**Passage sélectionné**:
Né en Egypte en 1931, Samir Amin a passé son enfance à Port-Saïd, petite ville au débouché méditerranéen du Canal de Suez. Son père était un indépendantiste égyptien laïc, membre du parti El Wafd (1). Sa mère, issue d’une « famille française jacobine » pour citer ses mots, était une partisane de la « France libre » à un moment où la majorité des Français d’Egypte ne faisaient pas mystère de leurs sympathies pétainistes (2). Comme il le souligne dans ses « Mémoires », la politisation de ses parents, médecins doublés d’actifs militants sociaux, a été décisive dans sa formation personnelle et intellectuelle.

**Entrées extraites**:

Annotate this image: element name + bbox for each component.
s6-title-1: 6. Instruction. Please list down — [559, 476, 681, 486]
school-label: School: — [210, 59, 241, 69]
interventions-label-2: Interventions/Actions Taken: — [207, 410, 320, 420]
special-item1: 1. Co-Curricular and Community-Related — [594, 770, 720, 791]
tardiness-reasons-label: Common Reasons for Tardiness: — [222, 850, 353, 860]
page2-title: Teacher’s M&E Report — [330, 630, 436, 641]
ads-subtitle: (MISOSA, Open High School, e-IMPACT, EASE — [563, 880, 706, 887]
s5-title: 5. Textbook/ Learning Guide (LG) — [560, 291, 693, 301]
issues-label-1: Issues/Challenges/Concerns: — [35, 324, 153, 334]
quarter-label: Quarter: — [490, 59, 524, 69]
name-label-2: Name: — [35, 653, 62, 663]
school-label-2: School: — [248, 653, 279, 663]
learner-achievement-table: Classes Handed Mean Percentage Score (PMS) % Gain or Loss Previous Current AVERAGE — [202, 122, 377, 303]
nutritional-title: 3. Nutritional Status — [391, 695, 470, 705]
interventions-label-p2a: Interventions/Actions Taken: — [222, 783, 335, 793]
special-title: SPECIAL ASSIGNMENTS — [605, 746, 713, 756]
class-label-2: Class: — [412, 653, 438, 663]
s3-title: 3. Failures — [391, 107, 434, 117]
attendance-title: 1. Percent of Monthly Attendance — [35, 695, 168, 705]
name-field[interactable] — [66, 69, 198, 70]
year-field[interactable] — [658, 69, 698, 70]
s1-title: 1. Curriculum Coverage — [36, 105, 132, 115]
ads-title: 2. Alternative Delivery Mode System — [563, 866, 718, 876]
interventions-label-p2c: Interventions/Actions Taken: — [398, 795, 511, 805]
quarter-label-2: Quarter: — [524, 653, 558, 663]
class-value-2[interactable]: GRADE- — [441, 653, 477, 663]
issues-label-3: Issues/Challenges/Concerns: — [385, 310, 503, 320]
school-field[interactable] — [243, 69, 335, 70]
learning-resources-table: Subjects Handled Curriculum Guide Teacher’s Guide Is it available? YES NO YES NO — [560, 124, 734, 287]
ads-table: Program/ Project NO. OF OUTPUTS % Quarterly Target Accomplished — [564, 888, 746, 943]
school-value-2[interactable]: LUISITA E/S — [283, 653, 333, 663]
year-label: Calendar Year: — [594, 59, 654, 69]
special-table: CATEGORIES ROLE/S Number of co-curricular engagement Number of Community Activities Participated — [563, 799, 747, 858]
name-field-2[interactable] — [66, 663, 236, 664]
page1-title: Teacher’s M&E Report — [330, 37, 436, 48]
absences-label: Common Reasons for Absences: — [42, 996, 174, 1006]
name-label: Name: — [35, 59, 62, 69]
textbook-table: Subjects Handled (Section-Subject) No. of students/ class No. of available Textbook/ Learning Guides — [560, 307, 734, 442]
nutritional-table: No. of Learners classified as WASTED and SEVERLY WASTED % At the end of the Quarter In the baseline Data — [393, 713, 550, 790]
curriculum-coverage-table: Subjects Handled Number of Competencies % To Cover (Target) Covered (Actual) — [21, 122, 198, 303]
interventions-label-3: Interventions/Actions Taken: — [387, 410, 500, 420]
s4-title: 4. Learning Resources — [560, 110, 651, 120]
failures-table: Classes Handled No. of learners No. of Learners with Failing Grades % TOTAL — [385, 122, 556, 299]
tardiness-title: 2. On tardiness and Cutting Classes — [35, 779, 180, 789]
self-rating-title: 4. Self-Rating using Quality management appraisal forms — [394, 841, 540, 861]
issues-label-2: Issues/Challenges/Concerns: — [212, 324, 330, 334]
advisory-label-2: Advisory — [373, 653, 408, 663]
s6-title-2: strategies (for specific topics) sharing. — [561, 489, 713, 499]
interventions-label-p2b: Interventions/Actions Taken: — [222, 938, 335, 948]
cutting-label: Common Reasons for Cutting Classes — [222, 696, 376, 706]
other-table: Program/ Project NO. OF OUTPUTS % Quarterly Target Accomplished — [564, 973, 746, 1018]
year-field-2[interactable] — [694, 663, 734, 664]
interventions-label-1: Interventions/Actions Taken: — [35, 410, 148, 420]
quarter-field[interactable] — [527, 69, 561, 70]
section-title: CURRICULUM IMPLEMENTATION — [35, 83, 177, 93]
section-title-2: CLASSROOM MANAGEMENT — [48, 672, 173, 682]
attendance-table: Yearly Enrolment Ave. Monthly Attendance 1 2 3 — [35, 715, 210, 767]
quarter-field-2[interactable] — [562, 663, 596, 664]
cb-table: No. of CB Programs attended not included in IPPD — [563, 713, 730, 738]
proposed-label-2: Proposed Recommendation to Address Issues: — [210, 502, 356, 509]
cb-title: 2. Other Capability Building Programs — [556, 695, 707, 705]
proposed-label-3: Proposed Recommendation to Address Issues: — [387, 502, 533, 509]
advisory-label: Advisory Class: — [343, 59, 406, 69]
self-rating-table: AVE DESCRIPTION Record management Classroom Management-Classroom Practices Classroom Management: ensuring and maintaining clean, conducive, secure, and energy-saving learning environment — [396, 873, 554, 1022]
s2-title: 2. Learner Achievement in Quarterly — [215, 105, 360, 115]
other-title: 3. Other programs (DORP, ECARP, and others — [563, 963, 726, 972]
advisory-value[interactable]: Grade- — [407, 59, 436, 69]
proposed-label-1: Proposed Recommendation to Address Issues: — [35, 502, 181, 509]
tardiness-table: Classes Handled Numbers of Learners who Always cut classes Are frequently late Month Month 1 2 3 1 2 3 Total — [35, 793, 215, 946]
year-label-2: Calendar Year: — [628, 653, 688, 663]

**Tâche écrite**:
Reprenez le passage biographique sur la jeunesse de Samir Amin et prolongez-le à la suite de sa dernière phrase.

**Réponse à l'exercice**:
En 1947, il s’est installé en France pour poursuivre ses études secondaires. À l’université, il a suivi des cours de droit, de sciences politiques, de statistiques et d’économie, tout en militant dans des organisations de gauche, notamment le Parti communiste français et des collectifs anticolonialistes. Après la soutenance d’un doctorat en économie en 1957, il est rentré en Egypte qu’il quittera trois ans plus tard pour le Mali. À Bamako, il travaillera comme consultant pour le gouvernement jusqu’en 1963. Il entamera par la suite une carrière de professeur d’université, en France et au Sénégal.

Entre 1970 et 1980, Samir Amin a dirigé l’Institut de développement économique et de planification (IDEP, ONU) basé dans la capitale sénégalaise. Il a joué un rôle central dans la fondation, en 1975, du Forum du tiers-monde (3) dont il assure la présidence.

Un itinéraire intellectuel militant

L’émergence de la Chine comme nouvel acteur d’envergure internationale après la victoire des partisans de Mao Tsé-Toung en 1949 a réorienté les choix politiques du jeune économiste. Il s’est rapproché du courant critique envers l’Union soviétique, plus impliqué que la gauche traditionnelle dans la solidarité avec les mouvements anticoloniaux.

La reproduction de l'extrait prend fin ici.